■ DIRECTION 1:
Please reproduce a run of lines from the entries unchanged, beginning at the line that has "annotation: *** xyxy=(237,48,255,52)" and stopping after the line that has "y-tick-label: -70 xyxy=(350,413,369,424)".

■ TEXT PASSAGE:
--------------------------------------------------
Dear Unitarian Universalist Friends,

All thinking Americans are nervous now as we walk, eat and sleep. We each know, in the privacy of our hearts, there’s no security system perfect enough, no missile accurate enough, no wall high enough to keep out a determined terrorist.

With each bomb we might drop in retaliation, with each bullet we might deliver, we’ll kill one terrorist and create ten more. People from all nations have mothers, brothers, cousins and uncles. Violence is not a long-term solution. We’ve tried that often enough, and this is where it’s brought us.

Now is the time to think globally, not nationalistically. What do we want to stand for as human beings on this earth? What do all great, openhearted, non-fundamentalist spiritual traditions advise? We know the advice well: the meek shall inherit the earth, love your enemies, offer forgiveness, show mercy. These are lofty concepts, impractical under today’s harsh realities. Or are they?

Hate will never overcome hate. Only love can overcome hate. A simple truth, but easily overlooked in the political stress of the moment. Rather than attempting the impossible bloody task of sniffing out and pulverizing every last terrorist, I suggest a radically different approach. Let’s each take time to sit in a quiet room and look inwardly. I suggest we examine the seeds of terrorist rage. Where did these terrorists come from? Why would someone be willing to sacrifice his life to destroy America?
--------------------------------------------------
■ DIRECTION 2:
Render this sentence from the letter in Spanish: "Violence is not a long-term solution."

Region and label listings:
--------------------------------------------------
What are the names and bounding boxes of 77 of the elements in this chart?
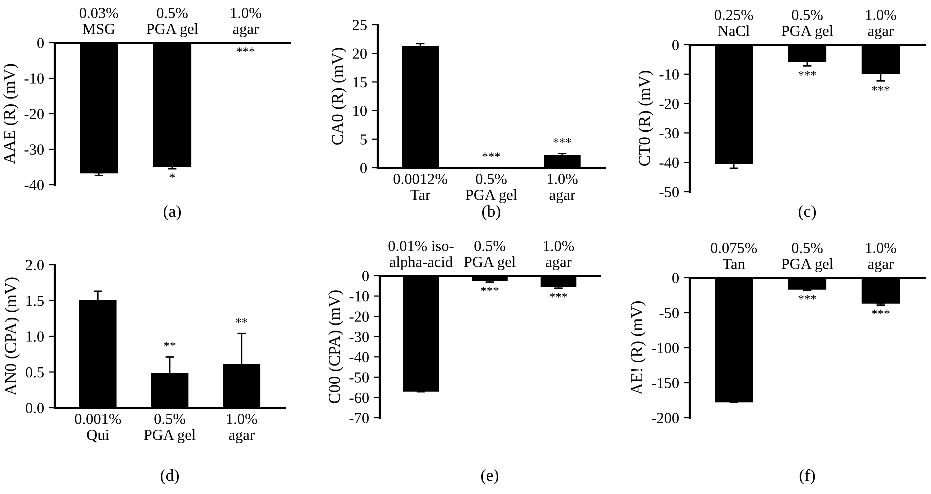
annotation: *** xyxy=(237,48,255,52)
y-tick-label: -40 xyxy=(24,180,44,190)
y-tick-label: 15 xyxy=(354,77,367,88)
y-tick-label: -10 xyxy=(24,74,44,84)
y-tick-label: -30 xyxy=(24,144,44,155)
y-tick-label: -20 xyxy=(660,98,679,110)
y-tick-label: -150 xyxy=(652,378,679,388)
y-tick-label: 0 xyxy=(672,273,679,284)
text: (b) xyxy=(482,205,500,221)
y-tick-label: -60 xyxy=(350,392,369,404)
text: (a) xyxy=(164,205,182,221)
y-tick-label: -10 xyxy=(350,291,369,302)
x-tick-label: 0.5% PGA gel xyxy=(466,174,518,204)
y-axis-title: CT0 (R) (mV) xyxy=(638,71,654,166)
y-tick-label: -30 xyxy=(350,332,369,342)
text: (c) xyxy=(798,205,816,221)
y-tick-label: 1.5 xyxy=(26,296,44,306)
y-axis-title: CA0 (R) (mV) xyxy=(332,48,347,145)
x-tick-label: 0.5% PGA gel xyxy=(782,243,834,272)
x-tick-label: 0.0012% Tar xyxy=(394,174,448,200)
y-tick-label: 2.0 xyxy=(26,260,44,271)
text: (d) xyxy=(161,469,179,485)
annotation: *** xyxy=(554,138,572,144)
x-tick-label: 0.5% PGA gel xyxy=(144,414,196,444)
x-tick-label: 0.03% MSG xyxy=(80,8,118,34)
x-tick-label: 1.0% agar xyxy=(544,241,574,270)
y-tick-label: -20 xyxy=(350,312,369,322)
text: (f) xyxy=(800,469,816,485)
y-tick-label: -50 xyxy=(350,372,369,383)
x-tick-label: 1.0% agar xyxy=(231,8,262,38)
annotation: ** xyxy=(164,342,176,347)
y-tick-label: 0 xyxy=(360,163,367,174)
y-tick-label: 20 xyxy=(352,48,367,60)
y-tick-label: -50 xyxy=(660,308,679,318)
y-axis-title: C00 (CPA) (mV) xyxy=(328,290,344,404)
annotation: * xyxy=(170,174,176,178)
x-tick-label: 1.0% agar xyxy=(866,243,896,272)
y-tick-label: -70 xyxy=(350,413,369,424)
annotation: *** xyxy=(481,287,499,292)
y-tick-label: 10 xyxy=(354,106,367,116)
x-tick-label: 1.0% agar xyxy=(227,414,258,444)
y-tick-label: -200 xyxy=(652,413,679,424)
y-tick-label: 0 xyxy=(672,40,679,50)
annotation: *** xyxy=(550,293,568,298)
x-tick-label: 0.01% iso- alpha-acid xyxy=(388,241,454,270)
annotation: ** xyxy=(236,318,248,324)
y-tick-label: 0 xyxy=(362,271,369,282)
x-tick-label: 0.5% PGA gel xyxy=(146,8,198,38)
x-tick-label: 0.075% Tan xyxy=(711,243,758,270)
y-tick-label: -100 xyxy=(652,343,679,354)
annotation: *** xyxy=(872,310,890,315)
y-tick-label: -40 xyxy=(660,158,679,168)
y-tick-label: -10 xyxy=(660,70,679,80)
y-tick-label: 0.0 xyxy=(26,403,44,414)
y-axis-title: AAE (R) (mV) xyxy=(4,64,19,164)
x-tick-label: 1.0% agar xyxy=(548,174,578,204)
text: (e) xyxy=(481,469,499,485)
y-tick-label: 5 xyxy=(360,134,367,145)
annotation: *** xyxy=(872,86,890,91)
annotation: *** xyxy=(482,152,500,158)
y-tick-label: 0.5 xyxy=(26,367,44,378)
y-tick-label: 1.0 xyxy=(26,332,44,342)
y-tick-label: -20 xyxy=(24,109,44,120)
annotation: *** xyxy=(798,295,816,300)
y-tick-label: -50 xyxy=(660,187,679,198)
x-tick-label: 1.0% agar xyxy=(866,10,896,40)
y-tick-label: -30 xyxy=(660,128,679,139)
x-tick-label: 0.001% Qui xyxy=(75,414,122,443)
y-tick-label: 0 xyxy=(38,38,44,48)
x-tick-label: 0.5% PGA gel xyxy=(464,241,516,270)
y-tick-label: -40 xyxy=(350,352,369,363)
x-tick-label: 0.25% NaCl xyxy=(714,10,754,36)
y-axis-title: AE! (R) (mV) xyxy=(630,302,646,396)
annotation: *** xyxy=(798,71,816,76)
x-tick-label: 0.5% PGA gel xyxy=(782,10,834,40)
y-axis-title: AN0 (CPA) (mV) xyxy=(4,278,20,396)
y-tick-label: 25 xyxy=(352,20,367,30)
--------------------------------------------------
■ WORKED SOLUTION 1:
annotation: *** xyxy=(237,48,255,52)
y-tick-label: -40 xyxy=(24,180,44,190)
y-tick-label: 15 xyxy=(354,77,367,88)
y-tick-label: -10 xyxy=(24,74,44,84)
y-tick-label: -30 xyxy=(24,144,44,155)
y-tick-label: -20 xyxy=(660,98,679,110)
y-tick-label: -150 xyxy=(652,378,679,388)
y-tick-label: 0 xyxy=(672,273,679,284)
text: (b) xyxy=(482,205,500,221)
y-tick-label: -60 xyxy=(350,392,369,404)
text: (a) xyxy=(164,205,182,221)
y-tick-label: -10 xyxy=(350,291,369,302)
x-tick-label: 0.5% PGA gel xyxy=(466,174,518,204)
y-axis-title: CT0 (R) (mV) xyxy=(638,71,654,166)
y-tick-label: -30 xyxy=(350,332,369,342)
text: (c) xyxy=(798,205,816,221)
y-tick-label: 1.5 xyxy=(26,296,44,306)
y-axis-title: CA0 (R) (mV) xyxy=(332,48,347,145)
x-tick-label: 0.5% PGA gel xyxy=(782,243,834,272)
x-tick-label: 0.0012% Tar xyxy=(394,174,448,200)
y-tick-label: 2.0 xyxy=(26,260,44,271)
text: (d) xyxy=(161,469,179,485)
annotation: *** xyxy=(554,138,572,144)
x-tick-label: 0.5% PGA gel xyxy=(144,414,196,444)
x-tick-label: 0.03% MSG xyxy=(80,8,118,34)
x-tick-label: 1.0% agar xyxy=(544,241,574,270)
y-tick-label: -20 xyxy=(350,312,369,322)
text: (f) xyxy=(800,469,816,485)
y-tick-label: -50 xyxy=(350,372,369,383)
x-tick-label: 1.0% agar xyxy=(231,8,262,38)
annotation: ** xyxy=(164,342,176,347)
y-tick-label: 0 xyxy=(360,163,367,174)
y-tick-label: 20 xyxy=(352,48,367,60)
y-tick-label: -50 xyxy=(660,308,679,318)
y-axis-title: C00 (CPA) (mV) xyxy=(328,290,344,404)
annotation: * xyxy=(170,174,176,178)
x-tick-label: 1.0% agar xyxy=(866,243,896,272)
y-tick-label: -70 xyxy=(350,413,369,424)

■ WORKED SOLUTION 2:
La violencia no es una solución a largo plazo.